# start of EXTRACTED INFORMATION

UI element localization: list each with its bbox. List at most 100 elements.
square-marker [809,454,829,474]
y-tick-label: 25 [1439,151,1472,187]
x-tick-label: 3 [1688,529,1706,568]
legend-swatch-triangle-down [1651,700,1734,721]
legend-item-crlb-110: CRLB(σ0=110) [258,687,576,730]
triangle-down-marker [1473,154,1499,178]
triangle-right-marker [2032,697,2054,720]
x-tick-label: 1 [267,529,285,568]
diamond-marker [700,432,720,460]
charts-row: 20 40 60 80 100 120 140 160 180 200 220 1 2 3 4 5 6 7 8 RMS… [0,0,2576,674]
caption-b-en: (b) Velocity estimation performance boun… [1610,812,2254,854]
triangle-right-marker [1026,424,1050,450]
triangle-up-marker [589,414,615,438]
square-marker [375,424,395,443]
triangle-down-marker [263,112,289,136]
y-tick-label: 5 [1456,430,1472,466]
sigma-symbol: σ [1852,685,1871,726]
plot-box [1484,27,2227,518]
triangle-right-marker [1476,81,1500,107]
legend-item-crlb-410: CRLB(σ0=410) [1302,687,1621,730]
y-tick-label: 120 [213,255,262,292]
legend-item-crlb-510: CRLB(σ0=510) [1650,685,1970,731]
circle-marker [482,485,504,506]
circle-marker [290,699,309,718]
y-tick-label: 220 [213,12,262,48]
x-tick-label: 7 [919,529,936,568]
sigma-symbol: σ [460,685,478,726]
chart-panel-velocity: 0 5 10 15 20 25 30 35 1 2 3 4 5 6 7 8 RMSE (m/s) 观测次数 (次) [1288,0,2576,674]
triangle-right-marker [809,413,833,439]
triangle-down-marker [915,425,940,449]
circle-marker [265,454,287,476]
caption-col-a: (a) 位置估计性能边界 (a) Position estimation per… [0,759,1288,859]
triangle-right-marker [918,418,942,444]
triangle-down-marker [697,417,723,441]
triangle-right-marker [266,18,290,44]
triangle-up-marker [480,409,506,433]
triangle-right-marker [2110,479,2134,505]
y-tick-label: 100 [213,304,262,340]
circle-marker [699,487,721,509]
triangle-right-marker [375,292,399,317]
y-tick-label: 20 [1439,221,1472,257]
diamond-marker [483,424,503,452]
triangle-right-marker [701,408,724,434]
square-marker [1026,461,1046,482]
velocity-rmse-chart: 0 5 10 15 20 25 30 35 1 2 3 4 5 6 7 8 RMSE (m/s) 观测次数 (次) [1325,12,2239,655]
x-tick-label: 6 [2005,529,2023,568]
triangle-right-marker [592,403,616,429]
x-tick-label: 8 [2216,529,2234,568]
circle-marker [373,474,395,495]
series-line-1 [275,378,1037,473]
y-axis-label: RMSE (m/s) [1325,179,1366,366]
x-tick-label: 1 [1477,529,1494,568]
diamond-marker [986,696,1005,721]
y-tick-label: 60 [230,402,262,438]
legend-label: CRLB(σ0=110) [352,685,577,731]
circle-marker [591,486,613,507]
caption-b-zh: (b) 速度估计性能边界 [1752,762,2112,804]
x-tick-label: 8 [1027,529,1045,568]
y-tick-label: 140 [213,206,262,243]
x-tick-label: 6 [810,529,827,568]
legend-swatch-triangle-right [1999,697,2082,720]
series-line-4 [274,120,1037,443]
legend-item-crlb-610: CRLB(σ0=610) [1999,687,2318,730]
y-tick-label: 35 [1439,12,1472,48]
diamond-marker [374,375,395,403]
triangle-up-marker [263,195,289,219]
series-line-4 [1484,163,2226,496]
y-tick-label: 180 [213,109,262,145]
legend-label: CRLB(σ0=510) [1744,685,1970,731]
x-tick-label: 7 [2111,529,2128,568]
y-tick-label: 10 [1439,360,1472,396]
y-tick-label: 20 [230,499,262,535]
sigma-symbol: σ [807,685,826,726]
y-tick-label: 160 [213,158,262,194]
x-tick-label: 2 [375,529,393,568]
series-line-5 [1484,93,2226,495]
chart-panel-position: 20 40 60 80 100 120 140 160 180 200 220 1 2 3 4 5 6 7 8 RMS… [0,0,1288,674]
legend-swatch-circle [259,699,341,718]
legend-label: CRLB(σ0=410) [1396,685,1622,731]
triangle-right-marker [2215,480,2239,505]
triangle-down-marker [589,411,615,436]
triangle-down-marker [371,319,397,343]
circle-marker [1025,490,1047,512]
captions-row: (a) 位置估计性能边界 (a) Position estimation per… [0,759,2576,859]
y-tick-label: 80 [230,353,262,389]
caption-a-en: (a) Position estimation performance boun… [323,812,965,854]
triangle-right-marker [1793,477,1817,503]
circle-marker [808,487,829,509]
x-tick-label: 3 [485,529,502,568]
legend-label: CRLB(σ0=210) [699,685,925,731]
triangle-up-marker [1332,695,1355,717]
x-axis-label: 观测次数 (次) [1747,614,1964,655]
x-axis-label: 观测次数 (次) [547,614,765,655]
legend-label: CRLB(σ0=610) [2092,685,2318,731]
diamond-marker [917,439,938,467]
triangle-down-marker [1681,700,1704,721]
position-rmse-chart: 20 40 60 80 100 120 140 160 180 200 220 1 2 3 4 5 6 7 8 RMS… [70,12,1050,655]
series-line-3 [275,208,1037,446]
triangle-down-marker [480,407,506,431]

# end of EXTRACTED INFORMATION

Can you put the lines above into a Markdown table with two columns, Row and Line? Number each row and leave out any blank lines.

| Row | Line |
|---|---|
| 1 | UI element localization: list each with its bbox. List at most 100 elements. |
| 2 | square-marker [809,454,829,474] |
| 3 | y-tick-label: 25 [1439,151,1472,187] |
| 4 | x-tick-label: 3 [1688,529,1706,568] |
| 5 | legend-swatch-triangle-down [1651,700,1734,721] |
| 6 | legend-item-crlb-110: CRLB(σ0=110) [258,687,576,730] |
| 7 | triangle-down-marker [1473,154,1499,178] |
| 8 | triangle-right-marker [2032,697,2054,720] |
| 9 | x-tick-label: 1 [267,529,285,568] |
| 10 | diamond-marker [700,432,720,460] |
| 11 | charts-row: 20 40 60 80 100 120 140 160 180 200 220 1 2 3 4 5 6 7 8 RMS… [0,0,2576,674] |
| 12 | caption-b-en: (b) Velocity estimation performance boun… [1610,812,2254,854] |
| 13 | triangle-right-marker [1026,424,1050,450] |
| 14 | triangle-up-marker [589,414,615,438] |
| 15 | square-marker [375,424,395,443] |
| 16 | triangle-down-marker [263,112,289,136] |
| 17 | y-tick-label: 5 [1456,430,1472,466] |
| 18 | sigma-symbol: σ [1852,685,1871,726] |
| 19 | plot-box [1484,27,2227,518] |
| 20 | triangle-right-marker [1476,81,1500,107] |
| 21 | legend-item-crlb-410: CRLB(σ0=410) [1302,687,1621,730] |
| 22 | y-tick-label: 120 [213,255,262,292] |
| 23 | legend-item-crlb-510: CRLB(σ0=510) [1650,685,1970,731] |
| 24 | circle-marker [482,485,504,506] |
| 25 | circle-marker [290,699,309,718] |
| 26 | y-tick-label: 220 [213,12,262,48] |
| 27 | x-tick-label: 7 [919,529,936,568] |
| 28 | sigma-symbol: σ [460,685,478,726] |
| 29 | chart-panel-velocity: 0 5 10 15 20 25 30 35 1 2 3 4 5 6 7 8 RMSE (m/s) 观测次数 (次) [1288,0,2576,674] |
| 30 | triangle-right-marker [809,413,833,439] |
| 31 | triangle-down-marker [915,425,940,449] |
| 32 | circle-marker [265,454,287,476] |
| 33 | caption-col-a: (a) 位置估计性能边界 (a) Position estimation per… [0,759,1288,859] |
| 34 | triangle-right-marker [918,418,942,444] |
| 35 | triangle-down-marker [697,417,723,441] |
| 36 | triangle-right-marker [266,18,290,44] |
| 37 | triangle-up-marker [480,409,506,433] |
| 38 | triangle-right-marker [2110,479,2134,505] |
| 39 | y-tick-label: 100 [213,304,262,340] |
| 40 | circle-marker [699,487,721,509] |
| 41 | triangle-right-marker [375,292,399,317] |
| 42 | y-tick-label: 20 [1439,221,1472,257] |
| 43 | diamond-marker [483,424,503,452] |
| 44 | triangle-right-marker [701,408,724,434] |
| 45 | square-marker [1026,461,1046,482] |
| 46 | velocity-rmse-chart: 0 5 10 15 20 25 30 35 1 2 3 4 5 6 7 8 RMSE (m/s) 观测次数 (次) [1325,12,2239,655] |
| 47 | x-tick-label: 6 [2005,529,2023,568] |
| 48 | triangle-right-marker [592,403,616,429] |
| 49 | x-tick-label: 8 [2216,529,2234,568] |
| 50 | circle-marker [373,474,395,495] |
| 51 | series-line-1 [275,378,1037,473] |
| 52 | y-axis-label: RMSE (m/s) [1325,179,1366,366] |
| 53 | x-tick-label: 1 [1477,529,1494,568] |
| 54 | diamond-marker [986,696,1005,721] |
| 55 | y-tick-label: 60 [230,402,262,438] |
| 56 | legend-label: CRLB(σ0=110) [352,685,577,731] |
| 57 | circle-marker [591,486,613,507] |
| 58 | caption-b-zh: (b) 速度估计性能边界 [1752,762,2112,804] |
| 59 | x-tick-label: 8 [1027,529,1045,568] |
| 60 | y-tick-label: 140 [213,206,262,243] |
| 61 | x-tick-label: 6 [810,529,827,568] |
| 62 | legend-swatch-triangle-right [1999,697,2082,720] |
| 63 | series-line-4 [274,120,1037,443] |
| 64 | legend-item-crlb-610: CRLB(σ0=610) [1999,687,2318,730] |
| 65 | y-tick-label: 35 [1439,12,1472,48] |
| 66 | diamond-marker [374,375,395,403] |
| 67 | triangle-up-marker [263,195,289,219] |
| 68 | series-line-4 [1484,163,2226,496] |
| 69 | y-tick-label: 180 [213,109,262,145] |
| 70 | legend-label: CRLB(σ0=510) [1744,685,1970,731] |
| 71 | x-tick-label: 7 [2111,529,2128,568] |
| 72 | y-tick-label: 10 [1439,360,1472,396] |
| 73 | y-tick-label: 20 [230,499,262,535] |
| 74 | sigma-symbol: σ [807,685,826,726] |
| 75 | y-tick-label: 160 [213,158,262,194] |
| 76 | x-tick-label: 2 [375,529,393,568] |
| 77 | series-line-5 [1484,93,2226,495] |
| 78 | chart-panel-position: 20 40 60 80 100 120 140 160 180 200 220 1 2 3 4 5 6 7 8 RMS… [0,0,1288,674] |
| 79 | legend-swatch-circle [259,699,341,718] |
| 80 | legend-label: CRLB(σ0=410) [1396,685,1622,731] |
| 81 | triangle-right-marker [2215,480,2239,505] |
| 82 | triangle-down-marker [589,411,615,436] |
| 83 | triangle-down-marker [371,319,397,343] |
| 84 | circle-marker [1025,490,1047,512] |
| 85 | captions-row: (a) 位置估计性能边界 (a) Position estimation per… [0,759,2576,859] |
| 86 | y-tick-label: 80 [230,353,262,389] |
| 87 | caption-a-en: (a) Position estimation performance boun… [323,812,965,854] |
| 88 | triangle-right-marker [1793,477,1817,503] |
| 89 | circle-marker [808,487,829,509] |
| 90 | x-tick-label: 3 [485,529,502,568] |
| 91 | legend-label: CRLB(σ0=210) [699,685,925,731] |
| 92 | triangle-up-marker [1332,695,1355,717] |
| 93 | x-axis-label: 观测次数 (次) [1747,614,1964,655] |
| 94 | x-axis-label: 观测次数 (次) [547,614,765,655] |
| 95 | legend-label: CRLB(σ0=610) [2092,685,2318,731] |
| 96 | diamond-marker [917,439,938,467] |
| 97 | triangle-down-marker [1681,700,1704,721] |
| 98 | position-rmse-chart: 20 40 60 80 100 120 140 160 180 200 220 1 2 3 4 5 6 7 8 RMS… [70,12,1050,655] |
| 99 | series-line-3 [275,208,1037,446] |
| 100 | triangle-down-marker [480,407,506,431] |